> [What the task requires]
Transcribe the material in full, exactly as written.

> [Listed records]
__________

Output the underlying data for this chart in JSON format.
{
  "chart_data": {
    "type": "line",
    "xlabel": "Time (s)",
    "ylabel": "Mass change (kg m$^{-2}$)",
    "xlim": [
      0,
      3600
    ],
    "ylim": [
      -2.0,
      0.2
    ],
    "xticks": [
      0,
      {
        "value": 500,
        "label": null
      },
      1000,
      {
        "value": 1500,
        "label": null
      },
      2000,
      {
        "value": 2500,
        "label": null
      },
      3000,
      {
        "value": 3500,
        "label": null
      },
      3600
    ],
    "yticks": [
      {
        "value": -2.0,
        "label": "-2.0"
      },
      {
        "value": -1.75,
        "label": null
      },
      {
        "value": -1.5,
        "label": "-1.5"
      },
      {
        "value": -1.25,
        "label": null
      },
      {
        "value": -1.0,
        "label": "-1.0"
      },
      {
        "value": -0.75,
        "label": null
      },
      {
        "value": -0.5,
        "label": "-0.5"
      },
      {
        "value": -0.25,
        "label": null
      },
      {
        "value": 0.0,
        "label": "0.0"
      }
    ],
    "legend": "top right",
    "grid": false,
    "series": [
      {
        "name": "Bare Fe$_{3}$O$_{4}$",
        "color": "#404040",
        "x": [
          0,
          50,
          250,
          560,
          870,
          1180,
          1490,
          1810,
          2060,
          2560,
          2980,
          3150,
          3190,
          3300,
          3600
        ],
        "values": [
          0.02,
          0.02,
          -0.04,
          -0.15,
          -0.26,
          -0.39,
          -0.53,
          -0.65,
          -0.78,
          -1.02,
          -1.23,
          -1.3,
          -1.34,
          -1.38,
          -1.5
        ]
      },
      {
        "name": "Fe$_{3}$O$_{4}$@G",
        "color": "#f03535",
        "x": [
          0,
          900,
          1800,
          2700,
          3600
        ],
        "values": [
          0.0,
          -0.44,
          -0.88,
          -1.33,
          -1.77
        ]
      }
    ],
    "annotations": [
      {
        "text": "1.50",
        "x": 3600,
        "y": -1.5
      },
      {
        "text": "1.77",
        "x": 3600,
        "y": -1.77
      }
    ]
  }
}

__________

> [Correct answer]
Output the underlying data for this chart in JSON format.
{
  "chart_data": {
    "type": "line",
    "xlabel": "Time (s)",
    "ylabel": "Mass change (kg m$^{-2}$)",
    "xlim": [
      0,
      3600
    ],
    "ylim": [
      -2.0,
      0.2
    ],
    "xticks": [
      0,
      {
        "value": 500,
        "label": null
      },
      1000,
      {
        "value": 1500,
        "label": null
      },
      2000,
      {
        "value": 2500,
        "label": null
      },
      3000,
      {
        "value": 3500,
        "label": null
      },
      3600
    ],
    "yticks": [
      {
        "value": -2.0,
        "label": "-2.0"
      },
      {
        "value": -1.75,
        "label": null
      },
      {
        "value": -1.5,
        "label": "-1.5"
      },
      {
        "value": -1.25,
        "label": null
      },
      {
        "value": -1.0,
        "label": "-1.0"
      },
      {
        "value": -0.75,
        "label": null
      },
      {
        "value": -0.5,
        "label": "-0.5"
      },
      {
        "value": -0.25,
        "label": null
      },
      {
        "value": 0.0,
        "label": "0.0"
      }
    ],
    "legend": "top right",
    "grid": false,
    "series": [
      {
        "name": "Bare Fe$_{3}$O$_{4}$",
        "color": "#404040",
        "x": [
          0,
          50,
          250,
          560,
          870,
          1180,
          1490,
          1810,
          2060,
          2560,
          2980,
          3150,
          3190,
          3300,
          3600
        ],
        "values": [
          0.02,
          0.02,
          -0.04,
          -0.15,
          -0.26,
          -0.39,
          -0.53,
          -0.65,
          -0.78,
          -1.02,
          -1.23,
          -1.3,
          -1.34,
          -1.38,
          -1.5
        ]
      },
      {
        "name": "Fe$_{3}$O$_{4}$@G",
        "color": "#f03535",
        "x": [
          0,
          900,
          1800,
          2700,
          3600
        ],
        "values": [
          0.0,
          -0.44,
          -0.88,
          -1.33,
          -1.77
        ]
      }
    ],
    "annotations": [
      {
        "text": "1.50",
        "x": 3600,
        "y": -1.5
      },
      {
        "text": "1.77",
        "x": 3600,
        "y": -1.77
      }
    ]
  }
}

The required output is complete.